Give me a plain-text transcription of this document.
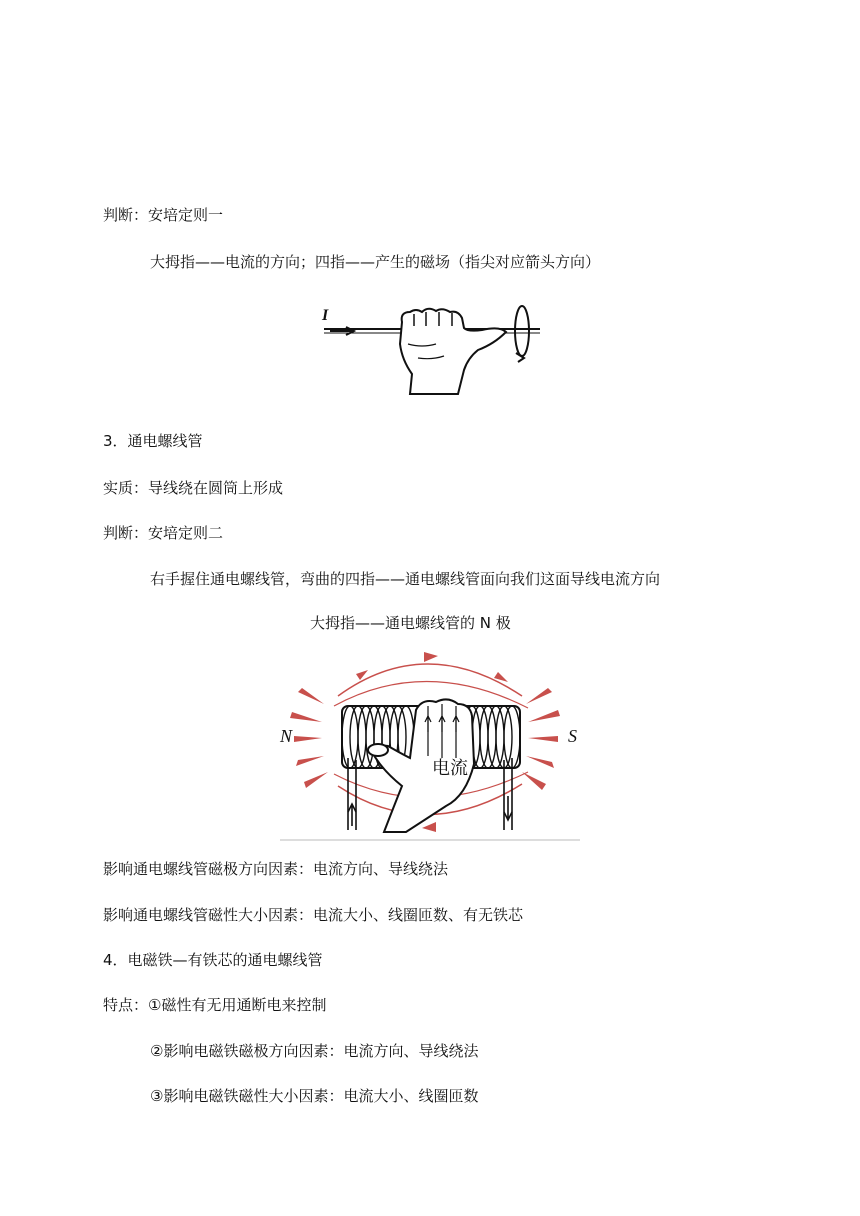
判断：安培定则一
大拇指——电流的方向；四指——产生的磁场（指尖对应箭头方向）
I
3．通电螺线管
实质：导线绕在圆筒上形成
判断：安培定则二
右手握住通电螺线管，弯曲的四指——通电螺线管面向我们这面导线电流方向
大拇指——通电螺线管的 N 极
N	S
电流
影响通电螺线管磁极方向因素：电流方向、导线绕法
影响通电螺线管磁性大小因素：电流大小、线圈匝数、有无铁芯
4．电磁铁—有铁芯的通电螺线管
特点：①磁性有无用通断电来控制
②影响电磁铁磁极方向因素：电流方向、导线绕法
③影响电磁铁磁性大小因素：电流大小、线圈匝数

#### Required task:
Reproduce the material in its entirety and word for word, without the pictures.

#### Answer to the exercise:
Give me a plain-text transcription of this document.
判断：安培定则一
大拇指——电流的方向；四指——产生的磁场（指尖对应箭头方向）
I
3．通电螺线管
实质：导线绕在圆筒上形成
判断：安培定则二
右手握住通电螺线管，弯曲的四指——通电螺线管面向我们这面导线电流方向
大拇指——通电螺线管的 N 极
N	S
电流
影响通电螺线管磁极方向因素：电流方向、导线绕法
影响通电螺线管磁性大小因素：电流大小、线圈匝数、有无铁芯
4．电磁铁—有铁芯的通电螺线管
特点：①磁性有无用通断电来控制
②影响电磁铁磁极方向因素：电流方向、导线绕法
③影响电磁铁磁性大小因素：电流大小、线圈匝数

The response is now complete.